▸ **Items listed in a dataset**:
————————
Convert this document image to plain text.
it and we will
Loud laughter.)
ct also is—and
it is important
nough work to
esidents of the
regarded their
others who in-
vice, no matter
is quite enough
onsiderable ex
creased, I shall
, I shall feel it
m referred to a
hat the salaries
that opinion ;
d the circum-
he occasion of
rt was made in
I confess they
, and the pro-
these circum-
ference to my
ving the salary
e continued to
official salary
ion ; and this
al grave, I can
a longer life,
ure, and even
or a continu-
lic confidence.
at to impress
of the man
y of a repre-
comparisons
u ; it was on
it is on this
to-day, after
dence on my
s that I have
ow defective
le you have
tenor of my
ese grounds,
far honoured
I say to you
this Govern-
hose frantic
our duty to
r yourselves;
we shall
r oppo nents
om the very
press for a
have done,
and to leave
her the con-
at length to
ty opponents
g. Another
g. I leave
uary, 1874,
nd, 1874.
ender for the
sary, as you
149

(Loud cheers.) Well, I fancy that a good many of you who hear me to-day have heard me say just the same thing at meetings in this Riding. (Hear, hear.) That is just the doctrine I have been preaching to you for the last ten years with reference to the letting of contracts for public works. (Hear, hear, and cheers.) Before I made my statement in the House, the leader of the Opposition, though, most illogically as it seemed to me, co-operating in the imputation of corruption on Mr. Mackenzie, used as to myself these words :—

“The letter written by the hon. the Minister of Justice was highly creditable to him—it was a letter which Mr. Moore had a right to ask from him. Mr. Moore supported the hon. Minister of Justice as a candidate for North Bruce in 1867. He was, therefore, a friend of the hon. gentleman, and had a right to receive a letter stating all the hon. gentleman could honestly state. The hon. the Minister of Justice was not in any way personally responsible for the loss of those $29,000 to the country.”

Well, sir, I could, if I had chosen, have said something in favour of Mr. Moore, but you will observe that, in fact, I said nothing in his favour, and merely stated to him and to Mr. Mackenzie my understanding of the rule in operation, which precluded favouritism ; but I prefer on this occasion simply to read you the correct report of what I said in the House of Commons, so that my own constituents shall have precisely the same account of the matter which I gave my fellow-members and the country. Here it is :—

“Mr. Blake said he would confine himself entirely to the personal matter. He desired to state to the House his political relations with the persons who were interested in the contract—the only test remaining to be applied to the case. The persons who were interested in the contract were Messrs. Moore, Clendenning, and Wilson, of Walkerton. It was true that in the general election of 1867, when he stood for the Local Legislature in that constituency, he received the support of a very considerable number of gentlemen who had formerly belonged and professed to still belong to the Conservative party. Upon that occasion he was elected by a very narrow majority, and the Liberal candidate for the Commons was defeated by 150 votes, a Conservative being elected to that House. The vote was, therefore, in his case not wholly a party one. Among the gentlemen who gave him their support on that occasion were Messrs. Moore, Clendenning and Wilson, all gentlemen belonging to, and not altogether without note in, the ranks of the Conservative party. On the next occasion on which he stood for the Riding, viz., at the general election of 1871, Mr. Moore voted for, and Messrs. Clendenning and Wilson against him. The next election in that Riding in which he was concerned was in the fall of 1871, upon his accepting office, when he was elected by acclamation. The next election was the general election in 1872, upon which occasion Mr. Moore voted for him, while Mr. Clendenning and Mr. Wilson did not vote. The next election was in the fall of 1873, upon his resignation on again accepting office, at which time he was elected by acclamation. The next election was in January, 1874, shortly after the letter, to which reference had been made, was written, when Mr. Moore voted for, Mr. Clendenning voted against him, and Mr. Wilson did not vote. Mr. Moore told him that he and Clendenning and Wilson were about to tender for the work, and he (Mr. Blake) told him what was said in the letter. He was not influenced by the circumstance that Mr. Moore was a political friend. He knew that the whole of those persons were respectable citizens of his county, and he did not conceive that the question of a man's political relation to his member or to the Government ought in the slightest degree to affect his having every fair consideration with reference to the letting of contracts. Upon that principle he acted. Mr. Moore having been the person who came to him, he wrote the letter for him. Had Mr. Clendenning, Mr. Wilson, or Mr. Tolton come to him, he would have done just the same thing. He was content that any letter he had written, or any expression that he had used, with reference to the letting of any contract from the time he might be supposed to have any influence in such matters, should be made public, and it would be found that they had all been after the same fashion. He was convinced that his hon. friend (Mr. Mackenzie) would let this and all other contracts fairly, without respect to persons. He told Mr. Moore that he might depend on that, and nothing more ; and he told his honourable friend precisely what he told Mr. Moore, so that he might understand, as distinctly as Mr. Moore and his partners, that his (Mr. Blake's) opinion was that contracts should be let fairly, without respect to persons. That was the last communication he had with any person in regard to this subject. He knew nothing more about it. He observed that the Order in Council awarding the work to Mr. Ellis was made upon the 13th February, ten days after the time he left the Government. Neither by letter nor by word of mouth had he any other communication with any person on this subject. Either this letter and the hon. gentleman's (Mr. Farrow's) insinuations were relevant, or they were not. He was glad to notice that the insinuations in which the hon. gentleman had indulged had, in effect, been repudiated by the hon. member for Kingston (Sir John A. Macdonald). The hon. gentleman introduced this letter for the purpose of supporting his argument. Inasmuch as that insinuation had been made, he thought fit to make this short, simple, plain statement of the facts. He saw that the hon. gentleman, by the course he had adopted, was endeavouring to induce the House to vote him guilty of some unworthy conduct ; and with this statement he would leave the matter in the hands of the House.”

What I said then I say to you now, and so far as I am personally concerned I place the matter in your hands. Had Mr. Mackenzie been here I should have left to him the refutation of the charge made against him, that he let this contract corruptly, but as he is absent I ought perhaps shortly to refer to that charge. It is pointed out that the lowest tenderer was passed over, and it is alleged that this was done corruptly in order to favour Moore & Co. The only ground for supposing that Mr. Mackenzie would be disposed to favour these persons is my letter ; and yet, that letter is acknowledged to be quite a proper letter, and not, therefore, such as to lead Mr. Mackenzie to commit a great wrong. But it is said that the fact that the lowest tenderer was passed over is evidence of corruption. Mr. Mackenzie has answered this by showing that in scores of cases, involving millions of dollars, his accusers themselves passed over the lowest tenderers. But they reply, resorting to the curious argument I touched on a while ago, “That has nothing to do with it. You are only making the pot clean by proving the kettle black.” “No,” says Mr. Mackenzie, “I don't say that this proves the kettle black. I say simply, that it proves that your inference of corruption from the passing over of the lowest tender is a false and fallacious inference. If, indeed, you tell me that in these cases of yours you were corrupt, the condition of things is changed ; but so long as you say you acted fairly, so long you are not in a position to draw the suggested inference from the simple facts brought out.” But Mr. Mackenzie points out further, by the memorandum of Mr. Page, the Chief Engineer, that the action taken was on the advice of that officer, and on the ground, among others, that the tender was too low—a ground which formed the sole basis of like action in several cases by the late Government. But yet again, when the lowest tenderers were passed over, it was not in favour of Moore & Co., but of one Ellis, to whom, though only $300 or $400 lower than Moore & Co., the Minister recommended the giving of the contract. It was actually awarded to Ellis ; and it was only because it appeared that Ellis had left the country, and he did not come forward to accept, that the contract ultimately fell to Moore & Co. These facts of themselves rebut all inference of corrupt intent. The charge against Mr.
————————
▸ **What needs to be done**:
Whichever lines contain the string "will", select and copy them.

▸ **Correct answer**:
it and we will
Well, sir, I could, if I had chosen, have said something in favour of Mr. Moore, but you will observe that, in fact, I said nothing in his favour, and merely stated to him and to Mr. Mackenzie my understanding of the rule in operation, which precluded favouritism ; but I prefer on this occasion simply to read you the correct report of what I said in the House of Commons, so that my own constituents shall have precisely the same account of the matter which I gave my fellow-members and the country. Here it is :—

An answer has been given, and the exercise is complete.